▶ STATED TASK: Your task is to repeat the entries exactly. Leave the pictures out.
-- start DATASET RECORDS --
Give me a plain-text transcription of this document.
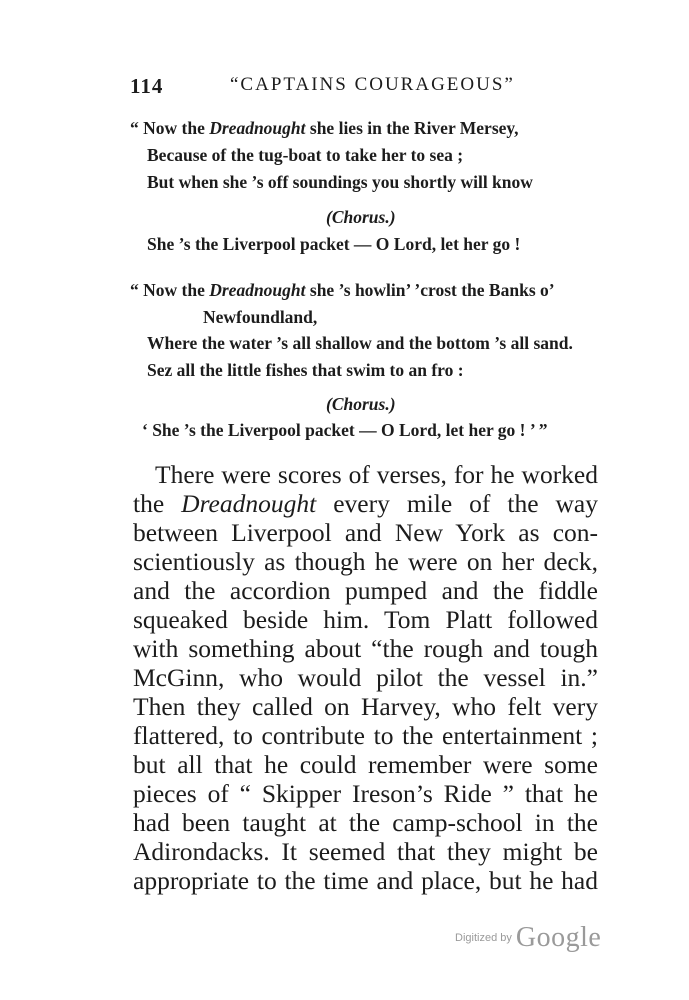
114	“CAPTAINS COURAGEOUS”
“ Now the Dreadnought she lies in the River Mersey,
Because of the tug-boat to take her to sea ;
But when she ’s off soundings you shortly will know
(Chorus.)
She ’s the Liverpool packet — O Lord, let her go !
“ Now the Dreadnought she ’s howlin’ ’crost the Banks o’
Newfoundland,
Where the water ’s all shallow and the bottom ’s all sand.
Sez all the little fishes that swim to an fro :
(Chorus.)
‘ She ’s the Liverpool packet — O Lord, let her go ! ’ ”
There were scores of verses, for he worked
the Dreadnought every mile of the way
between Liverpool and New York as con-
scientiously as though he were on her deck,
and the accordion pumped and the fiddle
squeaked beside him. Tom Platt followed
with something about “the rough and tough
McGinn, who would pilot the vessel in.”
Then they called on Harvey, who felt very
flattered, to contribute to the entertainment ;
but all that he could remember were some
pieces of “ Skipper Ireson’s Ride ” that he
had been taught at the camp-school in the
Adirondacks. It seemed that they might be
appropriate to the time and place, but he had
Digitized by Google
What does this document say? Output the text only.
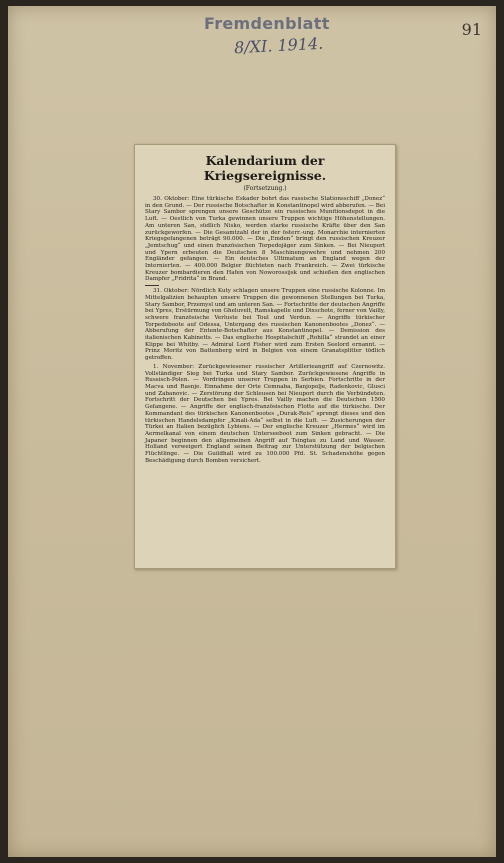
Fremdenblatt	91
8/XI. 1914.
Kalendarium der Kriegsereignisse.
(Fortsetzung.)

30. Oktober: Eine türkische Eskader bohrt das russische Stationsschiff „Donez“ in den Grund. — Der russische Botschafter in Konstantinopel wird abberufen. — Bei Stary Sambor sprengen unsere Geschütze ein russisches Munitionsdepot in die Luft. — Oestlich von Turka gewinnen unsere Truppen wichtige Höhenstellungen. Am unteren San, südlich Nisko, werden starke russische Kräfte über den San zurückgeworfen. — Die Gesamtzahl der in der österr.-ung. Monarchie internierten Kriegsgefangenen beträgt 90.000. — Die „Emden“ bringt den russischen Kreuzer „Jemtschug“ und einen französischen Torpedojäger zum Sinken. — Bei Nieuport und Ypern erbeuten die Deutschen 8 Maschinengewehre und nehmen 200 Engländer gefangen. — Ein deutsches Ultimatum an England wegen der Internierten. — 400.000 Belgier flüchteten nach Frankreich. — Zwei türkische Kreuzer bombardieren den Hafen von Noworossijsk und schießen den englischen Dampfer „Fridrita“ in Brand.

31. Oktober: Nördlich Kuty schlagen unsere Truppen eine russische Kolonne. Im Mittelgalizien behaupten unsere Truppen die gewonnenen Stellungen bei Turka, Stary Sambor, Przemysl und am unteren San. — Fortschritte der deutschen Angriffe bei Ypres, Erstürmung von Gheluvelt, Ramskapelle und Dixschote, ferner von Vailly, schwere französische Verluste bei Toul und Verdun. — Angriffe türkischer Torpedoboote auf Odessa, Untergang des russischen Kanonenbootes „Donez“. — Abberufung der Entente-Botschafter aus Konstantinopel. — Demission des italienischen Kabinetts. — Das englische Hospitalschiff „Rohilla“ strandet an einer Klippe bei Whitby. — Admiral Lord Fisher wird zum Ersten Seelord ernannt. — Prinz Moritz von Battenberg wird in Belgien von einem Granatsplitter tödlich getroffen.

1. November: Zurückgewiesener russischer Artillerieangriff auf Czernowitz. Vollständiger Sieg bei Turka und Stary Sambor. Zurückgewiesene Angriffe in Russisch-Polen. — Vordringen unserer Truppen in Serbien. Fortschritte in der Macva und Rasnje. Einnahme der Orte Cemnaba, Banjopolje, Radenkovic, Glusci und Zabanovic. — Zerstörung der Schleusen bei Nieuport durch die Verbündeten. Fortschritt der Deutschen bei Ypres. Bei Vailly machen die Deutschen 1500 Gefangene. — Angriffe der englisch-französischen Flotte auf die türkische. Der Kommandant des türkischen Kanonenbootes „Durak-Reis“ sprengt dieses und den türkischen Handelsdampfer „Kinali-Ada“ selbst in die Luft. — Zusicherungen der Türkei an Italien bezüglich Lybiens. — Der englische Kreuzer „Hermes“ wird im Aermelkanal von einem deutschen Unterseeboot zum Sinken gebracht. — Die Japaner beginnen den allgemeinen Angriff auf Tsingtau zu Land und Wasser. Holland verweigert England seinen Beitrag zur Unterstützung der belgischen Flüchtlinge. — Die Guildhall wird zu 100.000 Pfd. St. Schadenshöhe gegen Beschädigung durch Bomben versichert.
-- end DATASET RECORDS --
▶ CORRECT RESPONSE:
Give me a plain-text transcription of this document.
114	“CAPTAINS COURAGEOUS”
“ Now the Dreadnought she lies in the River Mersey,
Because of the tug-boat to take her to sea ;
But when she ’s off soundings you shortly will know
(Chorus.)
She ’s the Liverpool packet — O Lord, let her go !
“ Now the Dreadnought she ’s howlin’ ’crost the Banks o’
Newfoundland,
Where the water ’s all shallow and the bottom ’s all sand.
Sez all the little fishes that swim to an fro :
(Chorus.)
‘ She ’s the Liverpool packet — O Lord, let her go ! ’ ”
There were scores of verses, for he worked
the Dreadnought every mile of the way
between Liverpool and New York as con-
scientiously as though he were on her deck,
and the accordion pumped and the fiddle
squeaked beside him. Tom Platt followed
with something about “the rough and tough
McGinn, who would pilot the vessel in.”
Then they called on Harvey, who felt very
flattered, to contribute to the entertainment ;
but all that he could remember were some
pieces of “ Skipper Ireson’s Ride ” that he
had been taught at the camp-school in the
Adirondacks. It seemed that they might be
appropriate to the time and place, but he had
Digitized by Google
What does this document say? Output the text only.
Fremdenblatt	91
8/XI. 1914.
Kalendarium der Kriegsereignisse.
(Fortsetzung.)

30. Oktober: Eine türkische Eskader bohrt das russische Stationsschiff „Donez“ in den Grund. — Der russische Botschafter in Konstantinopel wird abberufen. — Bei Stary Sambor sprengen unsere Geschütze ein russisches Munitionsdepot in die Luft. — Oestlich von Turka gewinnen unsere Truppen wichtige Höhenstellungen. Am unteren San, südlich Nisko, werden starke russische Kräfte über den San zurückgeworfen. — Die Gesamtzahl der in der österr.-ung. Monarchie internierten Kriegsgefangenen beträgt 90.000. — Die „Emden“ bringt den russischen Kreuzer „Jemtschug“ und einen französischen Torpedojäger zum Sinken. — Bei Nieuport und Ypern erbeuten die Deutschen 8 Maschinengewehre und nehmen 200 Engländer gefangen. — Ein deutsches Ultimatum an England wegen der Internierten. — 400.000 Belgier flüchteten nach Frankreich. — Zwei türkische Kreuzer bombardieren den Hafen von Noworossijsk und schießen den englischen Dampfer „Fridrita“ in Brand.

31. Oktober: Nördlich Kuty schlagen unsere Truppen eine russische Kolonne. Im Mittelgalizien behaupten unsere Truppen die gewonnenen Stellungen bei Turka, Stary Sambor, Przemysl und am unteren San. — Fortschritte der deutschen Angriffe bei Ypres, Erstürmung von Gheluvelt, Ramskapelle und Dixschote, ferner von Vailly, schwere französische Verluste bei Toul und Verdun. — Angriffe türkischer Torpedoboote auf Odessa, Untergang des russischen Kanonenbootes „Donez“. — Abberufung der Entente-Botschafter aus Konstantinopel. — Demission des italienischen Kabinetts. — Das englische Hospitalschiff „Rohilla“ strandet an einer Klippe bei Whitby. — Admiral Lord Fisher wird zum Ersten Seelord ernannt. — Prinz Moritz von Battenberg wird in Belgien von einem Granatsplitter tödlich getroffen.

1. November: Zurückgewiesener russischer Artillerieangriff auf Czernowitz. Vollständiger Sieg bei Turka und Stary Sambor. Zurückgewiesene Angriffe in Russisch-Polen. — Vordringen unserer Truppen in Serbien. Fortschritte in der Macva und Rasnje. Einnahme der Orte Cemnaba, Banjopolje, Radenkovic, Glusci und Zabanovic. — Zerstörung der Schleusen bei Nieuport durch die Verbündeten. Fortschritt der Deutschen bei Ypres. Bei Vailly machen die Deutschen 1500 Gefangene. — Angriffe der englisch-französischen Flotte auf die türkische. Der Kommandant des türkischen Kanonenbootes „Durak-Reis“ sprengt dieses und den türkischen Handelsdampfer „Kinali-Ada“ selbst in die Luft. — Zusicherungen der Türkei an Italien bezüglich Lybiens. — Der englische Kreuzer „Hermes“ wird im Aermelkanal von einem deutschen Unterseeboot zum Sinken gebracht. — Die Japaner beginnen den allgemeinen Angriff auf Tsingtau zu Land und Wasser. Holland verweigert England seinen Beitrag zur Unterstützung der belgischen Flüchtlinge. — Die Guildhall wird zu 100.000 Pfd. St. Schadenshöhe gegen Beschädigung durch Bomben versichert.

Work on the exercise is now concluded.